WHAT TO WORK ON - Records follow. Select each line holding "åren".

TASK DATA -
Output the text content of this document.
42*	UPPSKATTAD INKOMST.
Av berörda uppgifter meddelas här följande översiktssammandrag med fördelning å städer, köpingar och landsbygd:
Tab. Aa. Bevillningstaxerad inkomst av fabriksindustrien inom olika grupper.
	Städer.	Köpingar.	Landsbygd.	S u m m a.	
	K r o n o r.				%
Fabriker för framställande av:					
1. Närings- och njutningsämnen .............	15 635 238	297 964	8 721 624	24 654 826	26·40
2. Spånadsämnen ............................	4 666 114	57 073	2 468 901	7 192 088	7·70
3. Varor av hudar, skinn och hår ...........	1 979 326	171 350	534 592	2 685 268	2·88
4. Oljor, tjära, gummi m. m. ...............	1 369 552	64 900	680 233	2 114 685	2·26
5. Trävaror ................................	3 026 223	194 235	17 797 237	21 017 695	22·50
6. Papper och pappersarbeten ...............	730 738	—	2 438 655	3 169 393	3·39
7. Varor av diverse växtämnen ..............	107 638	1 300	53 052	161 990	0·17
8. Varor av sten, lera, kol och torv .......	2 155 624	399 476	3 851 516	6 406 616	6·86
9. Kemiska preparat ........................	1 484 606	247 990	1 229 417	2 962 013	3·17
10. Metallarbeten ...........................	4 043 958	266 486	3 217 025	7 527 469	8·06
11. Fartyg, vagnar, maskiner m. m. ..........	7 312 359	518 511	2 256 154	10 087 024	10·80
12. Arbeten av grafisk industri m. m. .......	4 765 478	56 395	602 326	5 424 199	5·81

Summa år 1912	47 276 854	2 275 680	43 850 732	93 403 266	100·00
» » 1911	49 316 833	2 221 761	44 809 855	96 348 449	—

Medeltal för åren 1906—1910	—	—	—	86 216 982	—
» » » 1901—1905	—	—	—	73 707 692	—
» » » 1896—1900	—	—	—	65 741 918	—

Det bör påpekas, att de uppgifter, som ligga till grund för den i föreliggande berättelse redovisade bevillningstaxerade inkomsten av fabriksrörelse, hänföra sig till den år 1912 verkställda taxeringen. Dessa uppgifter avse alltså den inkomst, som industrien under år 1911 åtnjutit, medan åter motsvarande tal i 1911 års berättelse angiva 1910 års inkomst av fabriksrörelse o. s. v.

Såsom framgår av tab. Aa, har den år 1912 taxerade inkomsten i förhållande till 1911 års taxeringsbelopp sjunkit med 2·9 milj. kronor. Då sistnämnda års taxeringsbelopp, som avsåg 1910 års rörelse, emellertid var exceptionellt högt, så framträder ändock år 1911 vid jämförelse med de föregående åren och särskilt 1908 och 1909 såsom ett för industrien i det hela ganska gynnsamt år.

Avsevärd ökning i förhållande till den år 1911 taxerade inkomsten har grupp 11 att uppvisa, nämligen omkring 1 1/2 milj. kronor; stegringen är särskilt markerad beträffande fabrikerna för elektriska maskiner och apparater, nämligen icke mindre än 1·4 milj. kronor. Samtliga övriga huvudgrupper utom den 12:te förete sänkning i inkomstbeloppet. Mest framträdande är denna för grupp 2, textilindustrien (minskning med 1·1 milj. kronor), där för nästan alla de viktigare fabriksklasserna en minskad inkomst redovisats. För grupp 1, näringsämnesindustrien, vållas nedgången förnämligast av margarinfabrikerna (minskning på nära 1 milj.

TASK SOLUTION -
Medeltal för åren 1906—1910	—	—	—	86 216 982	—
Såsom framgår av tab. Aa, har den år 1912 taxerade inkomsten i förhållande till 1911 års taxeringsbelopp sjunkit med 2·9 milj. kronor. Då sistnämnda års taxeringsbelopp, som avsåg 1910 års rörelse, emellertid var exceptionellt högt, så framträder ändock år 1911 vid jämförelse med de föregående åren och särskilt 1908 och 1909 såsom ett för industrien i det hela ganska gynnsamt år.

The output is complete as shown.